[Stored data]
▶
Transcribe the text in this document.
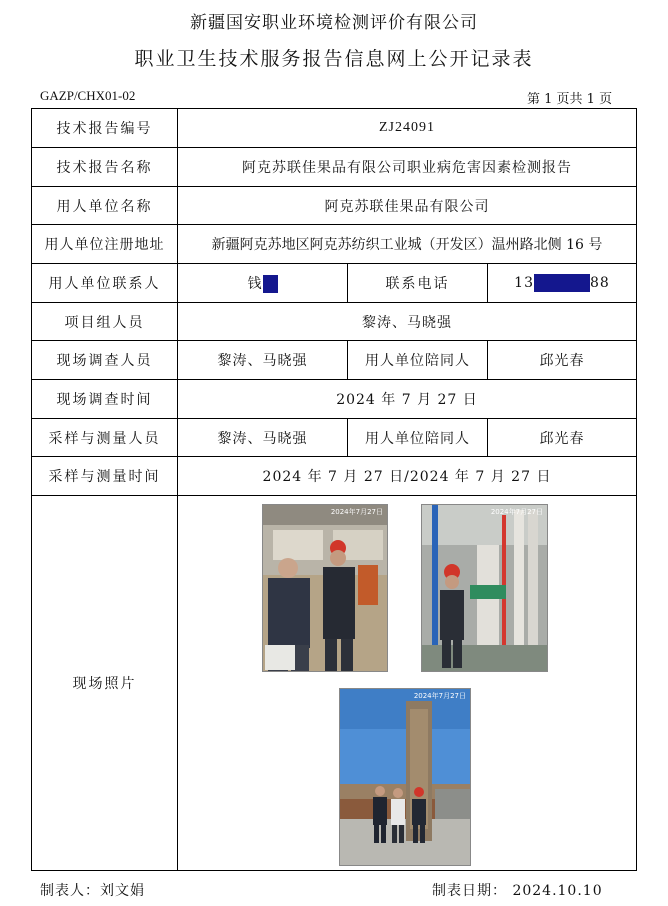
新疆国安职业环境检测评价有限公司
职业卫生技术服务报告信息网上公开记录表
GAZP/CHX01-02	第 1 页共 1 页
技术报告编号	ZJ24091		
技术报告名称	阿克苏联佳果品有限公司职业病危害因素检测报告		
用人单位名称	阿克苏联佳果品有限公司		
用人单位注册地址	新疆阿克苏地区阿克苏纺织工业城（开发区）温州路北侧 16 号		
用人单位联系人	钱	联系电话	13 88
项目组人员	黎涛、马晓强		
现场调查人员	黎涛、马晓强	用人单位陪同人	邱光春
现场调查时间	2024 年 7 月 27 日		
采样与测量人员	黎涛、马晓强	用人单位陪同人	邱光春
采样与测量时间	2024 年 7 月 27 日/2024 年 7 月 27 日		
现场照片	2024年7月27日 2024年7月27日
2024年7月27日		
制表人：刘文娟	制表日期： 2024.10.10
◀
▶
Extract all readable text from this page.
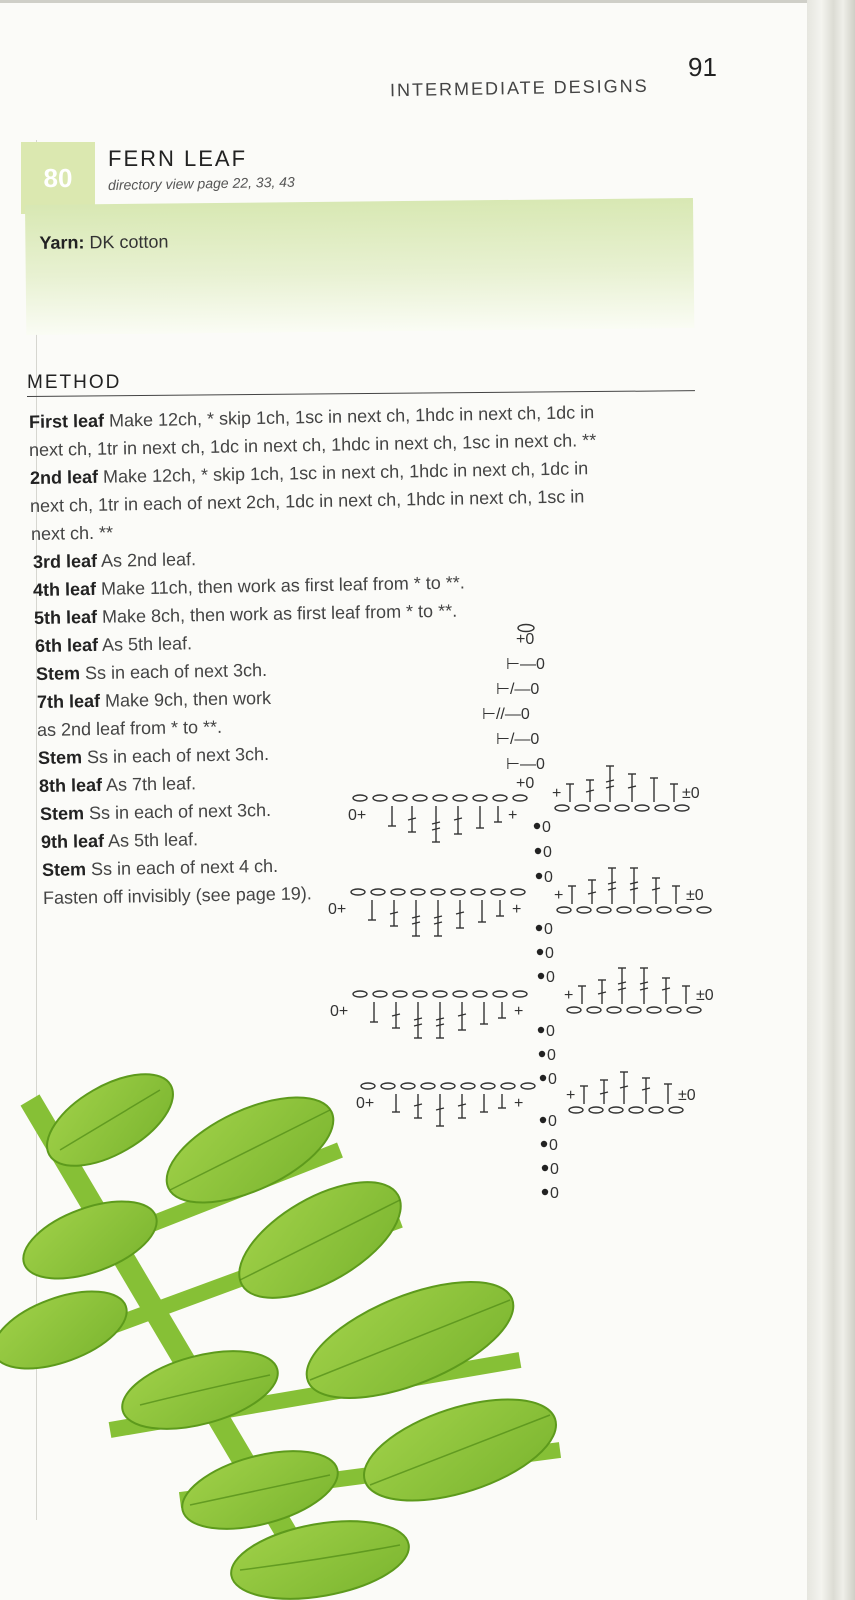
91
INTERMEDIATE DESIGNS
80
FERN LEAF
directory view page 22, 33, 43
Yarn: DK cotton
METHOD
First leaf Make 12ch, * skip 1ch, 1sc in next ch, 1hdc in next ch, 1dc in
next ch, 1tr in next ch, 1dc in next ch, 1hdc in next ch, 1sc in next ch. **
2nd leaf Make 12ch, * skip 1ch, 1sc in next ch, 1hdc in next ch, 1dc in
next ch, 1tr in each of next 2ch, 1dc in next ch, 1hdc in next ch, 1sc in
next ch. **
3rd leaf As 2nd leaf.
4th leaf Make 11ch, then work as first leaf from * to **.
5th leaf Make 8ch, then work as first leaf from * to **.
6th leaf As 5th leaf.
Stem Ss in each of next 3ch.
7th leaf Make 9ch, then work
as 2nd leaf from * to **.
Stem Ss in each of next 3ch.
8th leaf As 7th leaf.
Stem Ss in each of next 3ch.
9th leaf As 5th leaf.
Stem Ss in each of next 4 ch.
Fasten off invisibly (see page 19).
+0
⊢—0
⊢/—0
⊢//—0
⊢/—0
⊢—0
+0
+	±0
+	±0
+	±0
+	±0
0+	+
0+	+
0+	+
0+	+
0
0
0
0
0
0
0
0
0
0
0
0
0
◀
• _Problem statement_
Filter the entries down to the lines with the word "from" in them.

• _Written reply_
Extract all readable text from this page.
4th leaf Make 11ch, then work as first leaf from * to **.
5th leaf Make 8ch, then work as first leaf from * to **.
as 2nd leaf from * to **.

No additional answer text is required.